**TASK DESCRIPTION:**
For the copy, please give all of the data again exactly and leave the pictures out.
────────────────────────────────────────
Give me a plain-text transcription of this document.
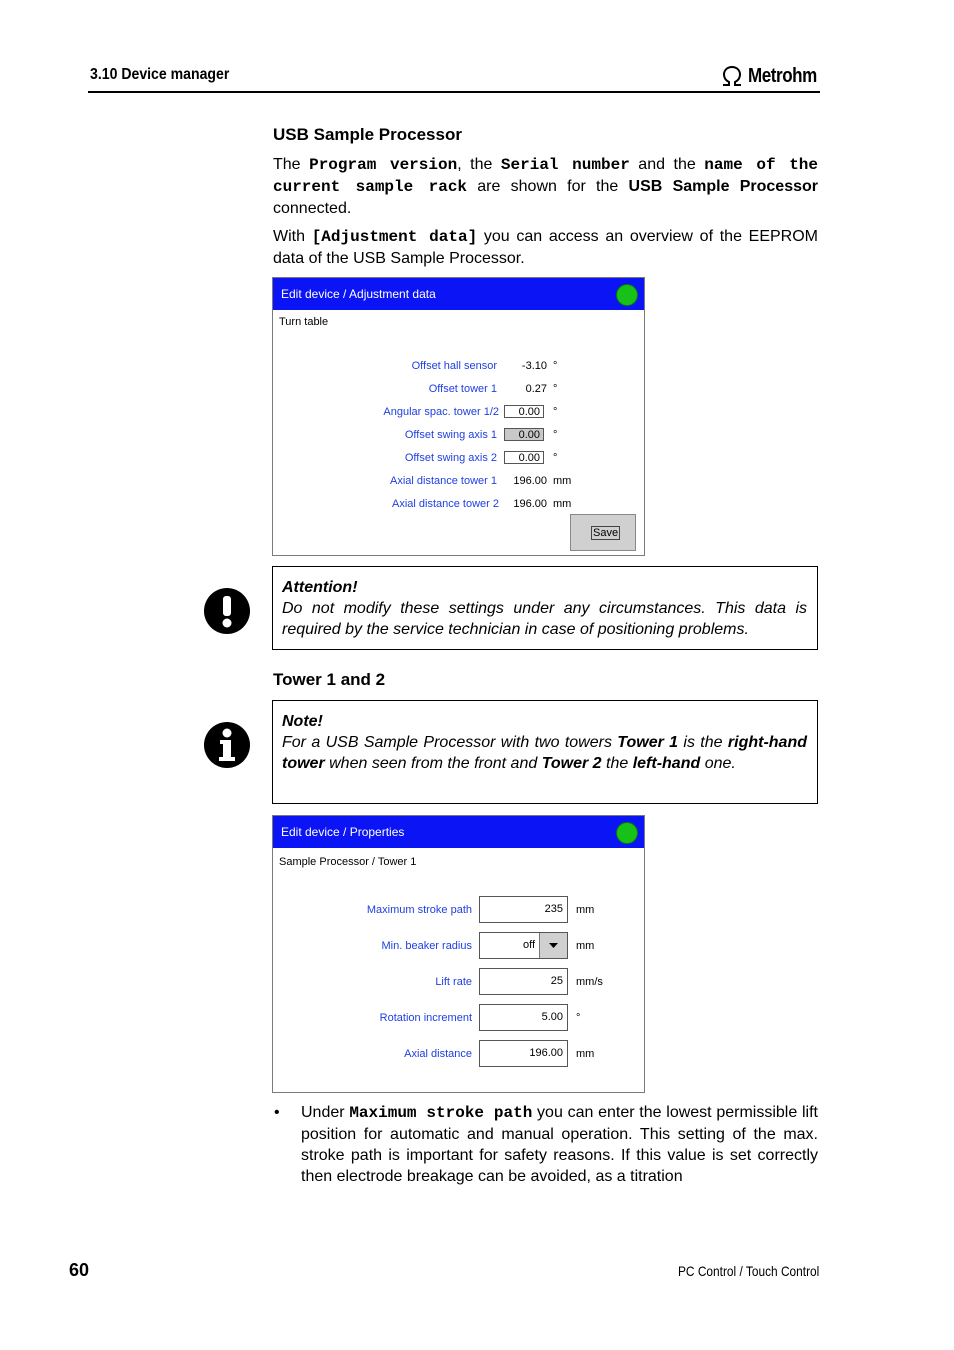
3.10 Device manager	Metrohm
USB Sample Processor
The Program version, the Serial number and the name of the current sample rack are shown for the USB Sample Processor connected.
With [Adjustment data] you can access an overview of the EEPROM data of the USB Sample Processor.
Edit device / Adjustment data
Turn table
Offset hall sensor -3.10 °
Offset tower 1	0.27 °
Angular spac. tower 1/2	0.00	°
Offset swing axis 1	0.00	°
Offset swing axis 2	0.00	°
Axial distance tower 1 196.00 mm
Axial distance tower 2 196.00 mm
Save
Attention!
Do not modify these settings under any circumstances. This data is required by the service technician in case of positioning problems.
Tower 1 and 2
Note!
For a USB Sample Processor with two towers Tower 1 is the right-hand tower when seen from the front and Tower 2 the left-hand one.
Edit device / Properties
Sample Processor / Tower 1
Maximum stroke path	235	mm
Min. beaker radius	off	mm
Lift rate	25	mm/s
Rotation increment	5.00	°
Axial distance	196.00	mm
• Under Maximum stroke path you can enter the lowest permissible lift position for automatic and manual operation. This setting of the max. stroke path is important for safety reasons. If this value is set correctly then electrode breakage can be avoided, as a titration
60	PC Control / Touch Control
────────────────────────────────────────
**COMPLETE RESPONSE:**
Give me a plain-text transcription of this document.
3.10 Device manager	Metrohm
USB Sample Processor
The Program version, the Serial number and the name of the current sample rack are shown for the USB Sample Processor connected.
With [Adjustment data] you can access an overview of the EEPROM data of the USB Sample Processor.
Edit device / Adjustment data
Turn table
Offset hall sensor -3.10 °
Offset tower 1	0.27 °
Angular spac. tower 1/2	0.00	°
Offset swing axis 1	0.00	°
Offset swing axis 2	0.00	°
Axial distance tower 1 196.00 mm
Axial distance tower 2 196.00 mm
Save
Attention!
Do not modify these settings under any circumstances. This data is required by the service technician in case of positioning problems.
Tower 1 and 2
Note!
For a USB Sample Processor with two towers Tower 1 is the right-hand tower when seen from the front and Tower 2 the left-hand one.
Edit device / Properties
Sample Processor / Tower 1
Maximum stroke path	235	mm
Min. beaker radius	off	mm
Lift rate	25	mm/s
Rotation increment	5.00	°
Axial distance	196.00	mm
• Under Maximum stroke path you can enter the lowest permissible lift position for automatic and manual operation. This setting of the max. stroke path is important for safety reasons. If this value is set correctly then electrode breakage can be avoided, as a titration
60	PC Control / Touch Control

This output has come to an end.